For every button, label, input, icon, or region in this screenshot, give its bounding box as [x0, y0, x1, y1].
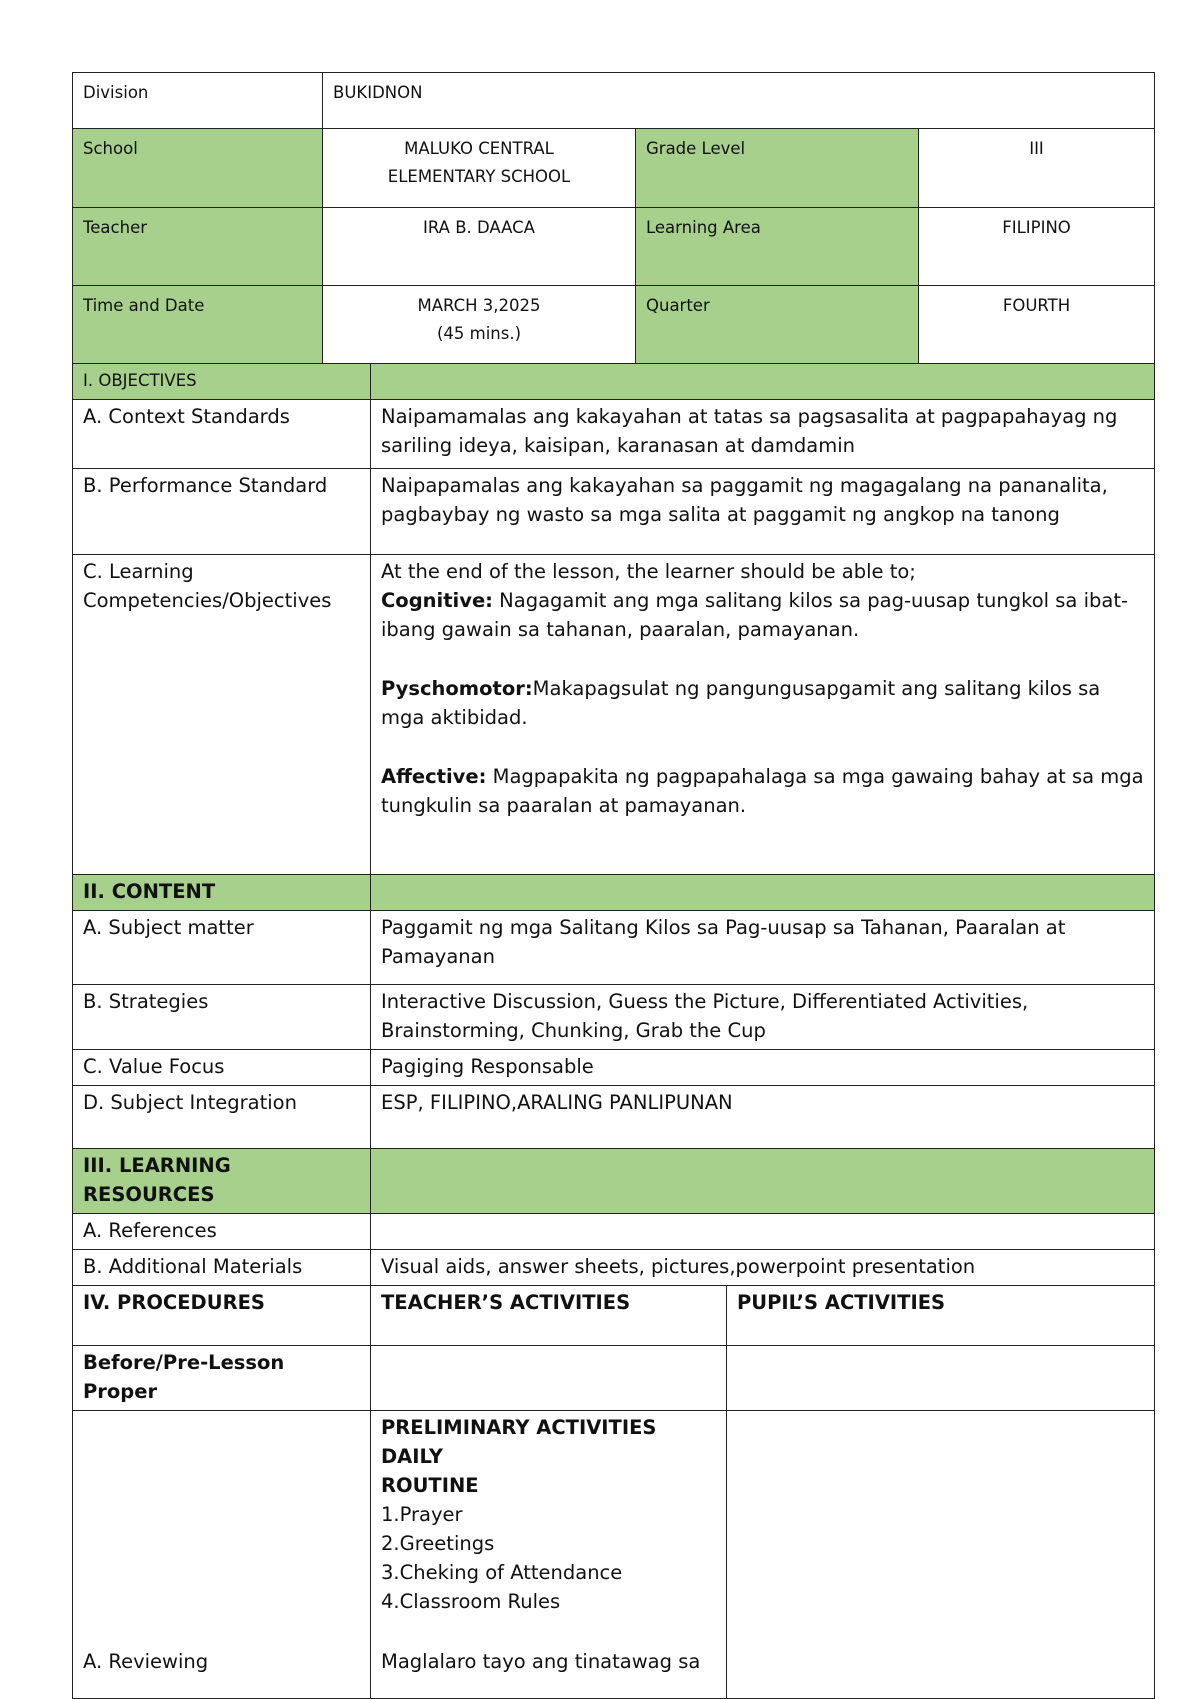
resources-heading-fill: [371, 1149, 1155, 1214]
cognitive-label: Cognitive:: [381, 589, 493, 612]
prelim-heading-line1: PRELIMINARY ACTIVITIES DAILY: [381, 1416, 657, 1468]
teacher-value: IRA B. DAACA: [323, 208, 636, 286]
time-value-line1: MARCH 3,2025: [417, 296, 541, 315]
header-table: [72, 72, 1155, 364]
prelim-heading-line2: ROUTINE: [381, 1474, 479, 1497]
teacher-activities-heading: TEACHER’S ACTIVITIES: [371, 1286, 727, 1346]
objectives-intro: At the end of the lesson, the learner should be able to;: [381, 560, 916, 583]
psychomotor-label: Pyschomotor:: [381, 677, 533, 700]
quarter-label: Quarter: [636, 286, 919, 364]
reviewing-cell: [73, 1411, 371, 1699]
subject-matter-label: A. Subject matter: [73, 911, 371, 985]
routine-item: 4.Classroom Rules: [381, 1590, 561, 1613]
reviewing-label: A. Reviewing: [83, 1650, 209, 1673]
quarter-value: FOURTH: [919, 286, 1155, 364]
psychomotor-text: Makapagsulat ng pangungusapgamit ang salitang kilos sa mga aktibidad.: [381, 677, 1101, 729]
subject-integration-label: D. Subject Integration: [73, 1086, 371, 1149]
content-heading-fill: [371, 875, 1155, 911]
subject-integration-value: ESP, FILIPINO,ARALING PANLIPUNAN: [371, 1086, 1155, 1149]
additional-materials-value: Visual aids, answer sheets, pictures,powerpoint presentation: [371, 1250, 1155, 1286]
teacher-label: Teacher: [73, 208, 323, 286]
cognitive-text: Nagagamit ang mga salitang kilos sa pag-uusap tungkol sa ibat-ibang gawain sa tahanan, paaralan, pamayanan.: [381, 589, 1129, 641]
division-value: BUKIDNON: [323, 73, 1155, 129]
procedures-heading: IV. PROCEDURES: [73, 1286, 371, 1346]
content-heading: II. CONTENT: [73, 875, 371, 911]
strategies-value: Interactive Discussion, Guess the Picture, Differentiated Activities, Brainstorming, Chunking, Grab the Cup: [371, 985, 1155, 1050]
additional-materials-label: B. Additional Materials: [73, 1250, 371, 1286]
context-standards-label: A. Context Standards: [73, 400, 371, 469]
psychomotor-objective: [381, 674, 1144, 732]
resources-heading: III. LEARNING RESOURCES: [73, 1149, 371, 1214]
objectives-heading: I. OBJECTIVES: [73, 364, 371, 400]
reviewing-text: Maglalaro tayo ang tinatawag sa: [381, 1650, 701, 1673]
value-focus-value: Pagiging Responsable: [371, 1050, 1155, 1086]
subject-matter-value: Paggamit ng mga Salitang Kilos sa Pag-uusap sa Tahanan, Paaralan at Pamayanan: [371, 911, 1155, 985]
time-label: Time and Date: [73, 286, 323, 364]
grade-label: Grade Level: [636, 129, 919, 208]
before-lesson-teacher: [371, 1346, 727, 1411]
division-label: Division: [73, 73, 323, 129]
references-value: [371, 1214, 1155, 1250]
competencies-label: [73, 555, 371, 875]
area-value: FILIPINO: [919, 208, 1155, 286]
cognitive-objective: [381, 586, 1144, 644]
time-value-line2: (45 mins.): [436, 324, 522, 343]
preliminary-pupil-activities: [727, 1411, 1155, 1699]
time-value: [323, 286, 636, 364]
affective-text: Magpapakita ng pagpapahalaga sa mga gawaing bahay at sa mga tungkulin sa paaralan at pamayanan.: [381, 765, 1144, 817]
affective-label: Affective:: [381, 765, 487, 788]
strategies-label: B. Strategies: [73, 985, 371, 1050]
objectives-heading-fill: [371, 364, 1155, 400]
pupil-activities-heading: PUPIL’S ACTIVITIES: [727, 1286, 1155, 1346]
performance-standard-label: B. Performance Standard: [73, 469, 371, 555]
competencies-label-line1: C. Learning: [83, 560, 194, 583]
grade-value: III: [919, 129, 1155, 208]
school-value: [323, 129, 636, 208]
value-focus-label: C. Value Focus: [73, 1050, 371, 1086]
before-lesson-pupil: [727, 1346, 1155, 1411]
area-label: Learning Area: [636, 208, 919, 286]
preliminary-activities: [371, 1411, 727, 1699]
before-lesson-label: Before/Pre-Lesson Proper: [73, 1346, 371, 1411]
routine-item: 1.Prayer: [381, 1503, 463, 1526]
school-value-line1: MALUKO CENTRAL: [404, 139, 554, 158]
school-label: School: [73, 129, 323, 208]
competencies-value: [371, 555, 1155, 875]
competencies-label-line2: Competencies/Objectives: [83, 589, 332, 612]
lesson-plan-table: [72, 363, 1155, 1699]
school-value-line2: ELEMENTARY SCHOOL: [387, 167, 571, 186]
context-standards-value: Naipamamalas ang kakayahan at tatas sa pagsasalita at pagpapahayag ng sariling ideya, kaisipan, karanasan at damdamin: [371, 400, 1155, 469]
routine-item: 2.Greetings: [381, 1532, 495, 1555]
performance-standard-value: Naipapamalas ang kakayahan sa paggamit ng magagalang na pananalita, pagbaybay ng wasto sa mga salita at paggamit ng angkop na tanong: [371, 469, 1155, 555]
routine-item: 3.Cheking of Attendance: [381, 1561, 623, 1584]
affective-objective: [381, 762, 1144, 820]
references-label: A. References: [73, 1214, 371, 1250]
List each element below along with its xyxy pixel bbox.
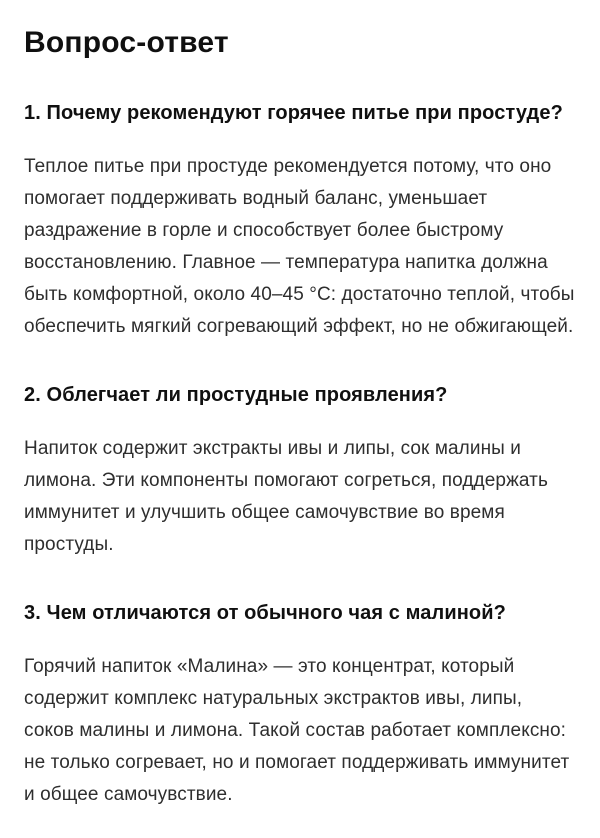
faq-answer-1: Теплое питье при простуде рекомендуется потому, что оно помогает поддерживать водный баланс, уменьшает раздражение в горле и способствует более быстрому восстановлению. Главное — температура напитка должна быть комфортной, около 40–45 °C: достаточно теплой, чтобы обеспечить мягкий согревающий эффект, но не обжигающей. [24, 155, 575, 337]
faq-question-2: 2. Облегчает ли простудные проявления? [24, 383, 448, 406]
faq-question-3: 3. Чем отличаются от обычного чая с малиной? [24, 601, 506, 624]
faq-answer-2: Напиток содержит экстракты ивы и липы, сок малины и лимона. Эти компоненты помогают согреться, поддержать иммунитет и улучшить общее самочувствие во время простуды. [24, 437, 548, 555]
faq-item-2 [24, 379, 576, 561]
faq-answer-3: Горячий напиток «Малина» — это концентрат, который содержит комплекс натуральных экстрактов ивы, липы, соков малины и лимона. Такой состав работает комплексно: не только согревает, но и помогает поддерживать иммунитет и общее самочувствие. [24, 655, 570, 805]
faq-item-3 [24, 597, 576, 811]
faq-item-1 [24, 97, 576, 343]
faq-question-1: 1. Почему рекомендуют горячее питье при простуде? [24, 101, 563, 124]
page-title: Вопрос-ответ [24, 26, 229, 59]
___
YOUR GOAL »
Please rewrite all the lines above with "Вопрос-ответ" renamed to "Вопросы и ответы" and nothing else changed. Leave the pictures out.

RESULT OF THIS EXERCISE »
For every button, label, input, icon, or region in this screenshot, give its bounding box as [x0, y0, x1, y1].
resources-heading-fill: [371, 1149, 1155, 1214]
cognitive-label: Cognitive:: [381, 589, 493, 612]
prelim-heading-line1: PRELIMINARY ACTIVITIES DAILY: [381, 1416, 657, 1468]
teacher-value: IRA B. DAACA: [323, 208, 636, 286]
time-value-line1: MARCH 3,2025: [417, 296, 541, 315]
header-table: [72, 72, 1155, 364]
prelim-heading-line2: ROUTINE: [381, 1474, 479, 1497]
teacher-activities-heading: TEACHER’S ACTIVITIES: [371, 1286, 727, 1346]
objectives-intro: At the end of the lesson, the learner should be able to;: [381, 560, 916, 583]
psychomotor-label: Pyschomotor:: [381, 677, 533, 700]
quarter-label: Quarter: [636, 286, 919, 364]
reviewing-cell: [73, 1411, 371, 1699]
subject-matter-label: A. Subject matter: [73, 911, 371, 985]
routine-item: 4.Classroom Rules: [381, 1590, 561, 1613]
reviewing-label: A. Reviewing: [83, 1650, 209, 1673]
quarter-value: FOURTH: [919, 286, 1155, 364]
psychomotor-text: Makapagsulat ng pangungusapgamit ang salitang kilos sa mga aktibidad.: [381, 677, 1101, 729]
subject-integration-label: D. Subject Integration: [73, 1086, 371, 1149]
content-heading-fill: [371, 875, 1155, 911]
subject-integration-value: ESP, FILIPINO,ARALING PANLIPUNAN: [371, 1086, 1155, 1149]
additional-materials-value: Visual aids, answer sheets, pictures,powerpoint presentation: [371, 1250, 1155, 1286]
teacher-label: Teacher: [73, 208, 323, 286]
cognitive-text: Nagagamit ang mga salitang kilos sa pag-uusap tungkol sa ibat-ibang gawain sa tahanan, paaralan, pamayanan.: [381, 589, 1129, 641]
division-value: BUKIDNON: [323, 73, 1155, 129]
procedures-heading: IV. PROCEDURES: [73, 1286, 371, 1346]
content-heading: II. CONTENT: [73, 875, 371, 911]
strategies-value: Interactive Discussion, Guess the Picture, Differentiated Activities, Brainstorming, Chunking, Grab the Cup: [371, 985, 1155, 1050]
additional-materials-label: B. Additional Materials: [73, 1250, 371, 1286]
context-standards-label: A. Context Standards: [73, 400, 371, 469]
psychomotor-objective: [381, 674, 1144, 732]
resources-heading: III. LEARNING RESOURCES: [73, 1149, 371, 1214]
objectives-heading: I. OBJECTIVES: [73, 364, 371, 400]
reviewing-text: Maglalaro tayo ang tinatawag sa: [381, 1650, 701, 1673]
value-focus-value: Pagiging Responsable: [371, 1050, 1155, 1086]
subject-matter-value: Paggamit ng mga Salitang Kilos sa Pag-uusap sa Tahanan, Paaralan at Pamayanan: [371, 911, 1155, 985]
time-label: Time and Date: [73, 286, 323, 364]
grade-label: Grade Level: [636, 129, 919, 208]
before-lesson-teacher: [371, 1346, 727, 1411]
division-label: Division: [73, 73, 323, 129]
references-value: [371, 1214, 1155, 1250]
competencies-label: [73, 555, 371, 875]
area-value: FILIPINO: [919, 208, 1155, 286]
cognitive-objective: [381, 586, 1144, 644]
time-value-line2: (45 mins.): [436, 324, 522, 343]
preliminary-pupil-activities: [727, 1411, 1155, 1699]
time-value: [323, 286, 636, 364]
affective-text: Magpapakita ng pagpapahalaga sa mga gawaing bahay at sa mga tungkulin sa paaralan at pamayanan.: [381, 765, 1144, 817]
affective-label: Affective:: [381, 765, 487, 788]
strategies-label: B. Strategies: [73, 985, 371, 1050]
objectives-heading-fill: [371, 364, 1155, 400]
pupil-activities-heading: PUPIL’S ACTIVITIES: [727, 1286, 1155, 1346]
performance-standard-label: B. Performance Standard: [73, 469, 371, 555]
competencies-label-line1: C. Learning: [83, 560, 194, 583]
grade-value: III: [919, 129, 1155, 208]
school-value: [323, 129, 636, 208]
value-focus-label: C. Value Focus: [73, 1050, 371, 1086]
before-lesson-pupil: [727, 1346, 1155, 1411]
area-label: Learning Area: [636, 208, 919, 286]
preliminary-activities: [371, 1411, 727, 1699]
before-lesson-label: Before/Pre-Lesson Proper: [73, 1346, 371, 1411]
routine-item: 1.Prayer: [381, 1503, 463, 1526]
school-value-line1: MALUKO CENTRAL: [404, 139, 554, 158]
school-label: School: [73, 129, 323, 208]
competencies-value: [371, 555, 1155, 875]
competencies-label-line2: Competencies/Objectives: [83, 589, 332, 612]
lesson-plan-table: [72, 363, 1155, 1699]
school-value-line2: ELEMENTARY SCHOOL: [387, 167, 571, 186]
context-standards-value: Naipamamalas ang kakayahan at tatas sa pagsasalita at pagpapahayag ng sariling ideya, kaisipan, karanasan at damdamin: [371, 400, 1155, 469]
routine-item: 2.Greetings: [381, 1532, 495, 1555]
performance-standard-value: Naipapamalas ang kakayahan sa paggamit ng magagalang na pananalita, pagbaybay ng wasto sa mga salita at paggamit ng angkop na tanong: [371, 469, 1155, 555]
routine-item: 3.Cheking of Attendance: [381, 1561, 623, 1584]
affective-objective: [381, 762, 1144, 820]
references-label: A. References: [73, 1214, 371, 1250]
List each element below along with its xyxy pixel bbox.
faq-answer-1: Теплое питье при простуде рекомендуется потому, что оно помогает поддерживать водный баланс, уменьшает раздражение в горле и способствует более быстрому восстановлению. Главное — температура напитка должна быть комфортной, около 40–45 °C: достаточно теплой, чтобы обеспечить мягкий согревающий эффект, но не обжигающей. [24, 155, 575, 337]
faq-question-2: 2. Облегчает ли простудные проявления? [24, 383, 448, 406]
faq-question-3: 3. Чем отличаются от обычного чая с малиной? [24, 601, 506, 624]
faq-answer-2: Напиток содержит экстракты ивы и липы, сок малины и лимона. Эти компоненты помогают согреться, поддержать иммунитет и улучшить общее самочувствие во время простуды. [24, 437, 548, 555]
faq-item-2 [24, 379, 576, 561]
faq-answer-3: Горячий напиток «Малина» — это концентрат, который содержит комплекс натуральных экстрактов ивы, липы, соков малины и лимона. Такой состав работает комплексно: не только согревает, но и помогает поддерживать иммунитет и общее самочувствие. [24, 655, 570, 805]
faq-item-3 [24, 597, 576, 811]
faq-item-1 [24, 97, 576, 343]
faq-question-1: 1. Почему рекомендуют горячее питье при простуде? [24, 101, 563, 124]
page-title: Вопросы и ответы [24, 26, 229, 59]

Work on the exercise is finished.